* Your task
Write the material out again exactly as it stands.

Dataset items:

++++++++++++++++++++

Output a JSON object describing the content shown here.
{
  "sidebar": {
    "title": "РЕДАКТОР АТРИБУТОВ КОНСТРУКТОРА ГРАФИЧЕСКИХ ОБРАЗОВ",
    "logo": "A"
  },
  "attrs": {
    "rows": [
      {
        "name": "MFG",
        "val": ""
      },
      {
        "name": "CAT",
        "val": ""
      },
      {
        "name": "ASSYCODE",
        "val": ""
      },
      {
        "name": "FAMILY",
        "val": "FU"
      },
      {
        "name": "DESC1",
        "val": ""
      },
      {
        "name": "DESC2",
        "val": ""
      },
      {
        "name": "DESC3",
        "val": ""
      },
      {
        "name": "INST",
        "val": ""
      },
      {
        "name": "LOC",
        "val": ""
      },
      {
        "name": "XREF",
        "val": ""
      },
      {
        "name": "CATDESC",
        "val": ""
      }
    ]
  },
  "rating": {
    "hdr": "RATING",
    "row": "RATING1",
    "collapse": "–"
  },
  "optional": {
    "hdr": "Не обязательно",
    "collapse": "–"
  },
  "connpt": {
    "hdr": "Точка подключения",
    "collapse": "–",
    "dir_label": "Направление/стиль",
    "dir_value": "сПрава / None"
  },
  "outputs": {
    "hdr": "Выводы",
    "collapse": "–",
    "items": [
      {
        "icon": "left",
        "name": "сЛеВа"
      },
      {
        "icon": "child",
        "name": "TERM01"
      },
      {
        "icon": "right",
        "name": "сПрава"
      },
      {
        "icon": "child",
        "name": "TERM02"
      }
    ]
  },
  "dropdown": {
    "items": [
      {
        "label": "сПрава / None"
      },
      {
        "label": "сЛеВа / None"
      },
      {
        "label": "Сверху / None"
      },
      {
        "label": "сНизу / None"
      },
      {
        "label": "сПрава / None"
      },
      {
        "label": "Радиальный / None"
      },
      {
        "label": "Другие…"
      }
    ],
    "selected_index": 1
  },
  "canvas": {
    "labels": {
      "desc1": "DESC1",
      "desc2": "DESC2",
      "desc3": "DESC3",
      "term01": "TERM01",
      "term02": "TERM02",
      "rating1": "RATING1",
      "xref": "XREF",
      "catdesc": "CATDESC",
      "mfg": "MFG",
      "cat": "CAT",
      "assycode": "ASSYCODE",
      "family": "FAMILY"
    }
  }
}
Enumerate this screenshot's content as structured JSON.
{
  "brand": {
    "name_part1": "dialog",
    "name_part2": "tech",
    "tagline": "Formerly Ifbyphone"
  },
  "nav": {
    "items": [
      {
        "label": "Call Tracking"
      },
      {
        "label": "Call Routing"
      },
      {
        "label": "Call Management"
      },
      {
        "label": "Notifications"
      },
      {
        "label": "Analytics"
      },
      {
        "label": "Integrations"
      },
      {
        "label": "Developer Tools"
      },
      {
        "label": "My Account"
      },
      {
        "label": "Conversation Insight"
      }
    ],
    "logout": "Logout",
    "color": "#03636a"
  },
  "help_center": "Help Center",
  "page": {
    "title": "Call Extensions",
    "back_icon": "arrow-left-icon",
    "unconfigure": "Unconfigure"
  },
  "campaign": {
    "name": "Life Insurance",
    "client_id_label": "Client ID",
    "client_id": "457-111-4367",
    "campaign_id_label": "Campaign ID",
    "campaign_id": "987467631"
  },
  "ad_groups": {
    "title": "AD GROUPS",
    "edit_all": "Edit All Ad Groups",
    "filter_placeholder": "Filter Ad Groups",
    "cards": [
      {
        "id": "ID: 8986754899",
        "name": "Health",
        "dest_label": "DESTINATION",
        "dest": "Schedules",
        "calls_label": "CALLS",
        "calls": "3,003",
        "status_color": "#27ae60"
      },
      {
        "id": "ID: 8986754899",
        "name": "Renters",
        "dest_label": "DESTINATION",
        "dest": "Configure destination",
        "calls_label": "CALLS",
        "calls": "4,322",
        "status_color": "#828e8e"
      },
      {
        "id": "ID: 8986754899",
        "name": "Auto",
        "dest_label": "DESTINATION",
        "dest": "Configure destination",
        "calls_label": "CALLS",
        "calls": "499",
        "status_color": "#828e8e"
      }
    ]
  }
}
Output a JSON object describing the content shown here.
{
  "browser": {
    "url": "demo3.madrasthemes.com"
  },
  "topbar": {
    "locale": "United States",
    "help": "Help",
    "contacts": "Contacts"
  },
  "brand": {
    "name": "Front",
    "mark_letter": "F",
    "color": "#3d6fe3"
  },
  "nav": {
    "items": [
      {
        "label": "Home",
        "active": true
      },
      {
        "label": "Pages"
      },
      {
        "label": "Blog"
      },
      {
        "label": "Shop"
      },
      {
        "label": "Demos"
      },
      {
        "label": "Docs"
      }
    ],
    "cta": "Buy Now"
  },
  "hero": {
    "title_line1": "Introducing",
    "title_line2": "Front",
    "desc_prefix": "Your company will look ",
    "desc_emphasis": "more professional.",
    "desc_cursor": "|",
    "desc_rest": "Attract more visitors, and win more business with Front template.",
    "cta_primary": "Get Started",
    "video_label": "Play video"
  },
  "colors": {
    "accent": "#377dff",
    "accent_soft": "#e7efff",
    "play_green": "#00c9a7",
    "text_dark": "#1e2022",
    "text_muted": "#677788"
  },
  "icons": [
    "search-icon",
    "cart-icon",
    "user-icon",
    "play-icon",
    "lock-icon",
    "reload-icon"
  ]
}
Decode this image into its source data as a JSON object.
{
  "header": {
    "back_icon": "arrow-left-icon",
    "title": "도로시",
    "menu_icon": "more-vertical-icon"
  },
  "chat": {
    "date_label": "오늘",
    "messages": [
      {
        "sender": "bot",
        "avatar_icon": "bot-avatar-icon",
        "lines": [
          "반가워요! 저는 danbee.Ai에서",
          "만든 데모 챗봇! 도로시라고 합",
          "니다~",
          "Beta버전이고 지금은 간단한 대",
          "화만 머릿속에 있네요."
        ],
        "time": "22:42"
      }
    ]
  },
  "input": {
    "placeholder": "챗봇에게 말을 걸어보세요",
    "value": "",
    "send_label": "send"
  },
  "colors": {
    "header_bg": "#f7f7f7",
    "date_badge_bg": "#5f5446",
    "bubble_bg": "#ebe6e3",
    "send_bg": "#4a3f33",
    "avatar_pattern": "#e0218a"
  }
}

++++++++++++++++++++

* The answer
Output a JSON object describing the content shown here.
{
  "sidebar": {
    "title": "РЕДАКТОР АТРИБУТОВ КОНСТРУКТОРА ГРАФИЧЕСКИХ ОБРАЗОВ",
    "logo": "A"
  },
  "attrs": {
    "rows": [
      {
        "name": "MFG",
        "val": ""
      },
      {
        "name": "CAT",
        "val": ""
      },
      {
        "name": "ASSYCODE",
        "val": ""
      },
      {
        "name": "FAMILY",
        "val": "FU"
      },
      {
        "name": "DESC1",
        "val": ""
      },
      {
        "name": "DESC2",
        "val": ""
      },
      {
        "name": "DESC3",
        "val": ""
      },
      {
        "name": "INST",
        "val": ""
      },
      {
        "name": "LOC",
        "val": ""
      },
      {
        "name": "XREF",
        "val": ""
      },
      {
        "name": "CATDESC",
        "val": ""
      }
    ]
  },
  "rating": {
    "hdr": "RATING",
    "row": "RATING1",
    "collapse": "–"
  },
  "optional": {
    "hdr": "Не обязательно",
    "collapse": "–"
  },
  "connpt": {
    "hdr": "Точка подключения",
    "collapse": "–",
    "dir_label": "Направление/стиль",
    "dir_value": "сПрава / None"
  },
  "outputs": {
    "hdr": "Выводы",
    "collapse": "–",
    "items": [
      {
        "icon": "left",
        "name": "сЛеВа"
      },
      {
        "icon": "child",
        "name": "TERM01"
      },
      {
        "icon": "right",
        "name": "сПрава"
      },
      {
        "icon": "child",
        "name": "TERM02"
      }
    ]
  },
  "dropdown": {
    "items": [
      {
        "label": "сПрава / None"
      },
      {
        "label": "сЛеВа / None"
      },
      {
        "label": "Сверху / None"
      },
      {
        "label": "сНизу / None"
      },
      {
        "label": "сПрава / None"
      },
      {
        "label": "Радиальный / None"
      },
      {
        "label": "Другие…"
      }
    ],
    "selected_index": 1
  },
  "canvas": {
    "labels": {
      "desc1": "DESC1",
      "desc2": "DESC2",
      "desc3": "DESC3",
      "term01": "TERM01",
      "term02": "TERM02",
      "rating1": "RATING1",
      "xref": "XREF",
      "catdesc": "CATDESC",
      "mfg": "MFG",
      "cat": "CAT",
      "assycode": "ASSYCODE",
      "family": "FAMILY"
    }
  }
}
Enumerate this screenshot's content as structured JSON.
{
  "brand": {
    "name_part1": "dialog",
    "name_part2": "tech",
    "tagline": "Formerly Ifbyphone"
  },
  "nav": {
    "items": [
      {
        "label": "Call Tracking"
      },
      {
        "label": "Call Routing"
      },
      {
        "label": "Call Management"
      },
      {
        "label": "Notifications"
      },
      {
        "label": "Analytics"
      },
      {
        "label": "Integrations"
      },
      {
        "label": "Developer Tools"
      },
      {
        "label": "My Account"
      },
      {
        "label": "Conversation Insight"
      }
    ],
    "logout": "Logout",
    "color": "#03636a"
  },
  "help_center": "Help Center",
  "page": {
    "title": "Call Extensions",
    "back_icon": "arrow-left-icon",
    "unconfigure": "Unconfigure"
  },
  "campaign": {
    "name": "Life Insurance",
    "client_id_label": "Client ID",
    "client_id": "457-111-4367",
    "campaign_id_label": "Campaign ID",
    "campaign_id": "987467631"
  },
  "ad_groups": {
    "title": "AD GROUPS",
    "edit_all": "Edit All Ad Groups",
    "filter_placeholder": "Filter Ad Groups",
    "cards": [
      {
        "id": "ID: 8986754899",
        "name": "Health",
        "dest_label": "DESTINATION",
        "dest": "Schedules",
        "calls_label": "CALLS",
        "calls": "3,003",
        "status_color": "#27ae60"
      },
      {
        "id": "ID: 8986754899",
        "name": "Renters",
        "dest_label": "DESTINATION",
        "dest": "Configure destination",
        "calls_label": "CALLS",
        "calls": "4,322",
        "status_color": "#828e8e"
      },
      {
        "id": "ID: 8986754899",
        "name": "Auto",
        "dest_label": "DESTINATION",
        "dest": "Configure destination",
        "calls_label": "CALLS",
        "calls": "499",
        "status_color": "#828e8e"
      }
    ]
  }
}
Output a JSON object describing the content shown here.
{
  "browser": {
    "url": "demo3.madrasthemes.com"
  },
  "topbar": {
    "locale": "United States",
    "help": "Help",
    "contacts": "Contacts"
  },
  "brand": {
    "name": "Front",
    "mark_letter": "F",
    "color": "#3d6fe3"
  },
  "nav": {
    "items": [
      {
        "label": "Home",
        "active": true
      },
      {
        "label": "Pages"
      },
      {
        "label": "Blog"
      },
      {
        "label": "Shop"
      },
      {
        "label": "Demos"
      },
      {
        "label": "Docs"
      }
    ],
    "cta": "Buy Now"
  },
  "hero": {
    "title_line1": "Introducing",
    "title_line2": "Front",
    "desc_prefix": "Your company will look ",
    "desc_emphasis": "more professional.",
    "desc_cursor": "|",
    "desc_rest": "Attract more visitors, and win more business with Front template.",
    "cta_primary": "Get Started",
    "video_label": "Play video"
  },
  "colors": {
    "accent": "#377dff",
    "accent_soft": "#e7efff",
    "play_green": "#00c9a7",
    "text_dark": "#1e2022",
    "text_muted": "#677788"
  },
  "icons": [
    "search-icon",
    "cart-icon",
    "user-icon",
    "play-icon",
    "lock-icon",
    "reload-icon"
  ]
}
Decode this image into its source data as a JSON object.
{
  "header": {
    "back_icon": "arrow-left-icon",
    "title": "도로시",
    "menu_icon": "more-vertical-icon"
  },
  "chat": {
    "date_label": "오늘",
    "messages": [
      {
        "sender": "bot",
        "avatar_icon": "bot-avatar-icon",
        "lines": [
          "반가워요! 저는 danbee.Ai에서",
          "만든 데모 챗봇! 도로시라고 합",
          "니다~",
          "Beta버전이고 지금은 간단한 대",
          "화만 머릿속에 있네요."
        ],
        "time": "22:42"
      }
    ]
  },
  "input": {
    "placeholder": "챗봇에게 말을 걸어보세요",
    "value": "",
    "send_label": "send"
  },
  "colors": {
    "header_bg": "#f7f7f7",
    "date_badge_bg": "#5f5446",
    "bubble_bg": "#ebe6e3",
    "send_bg": "#4a3f33",
    "avatar_pattern": "#e0218a"
  }
}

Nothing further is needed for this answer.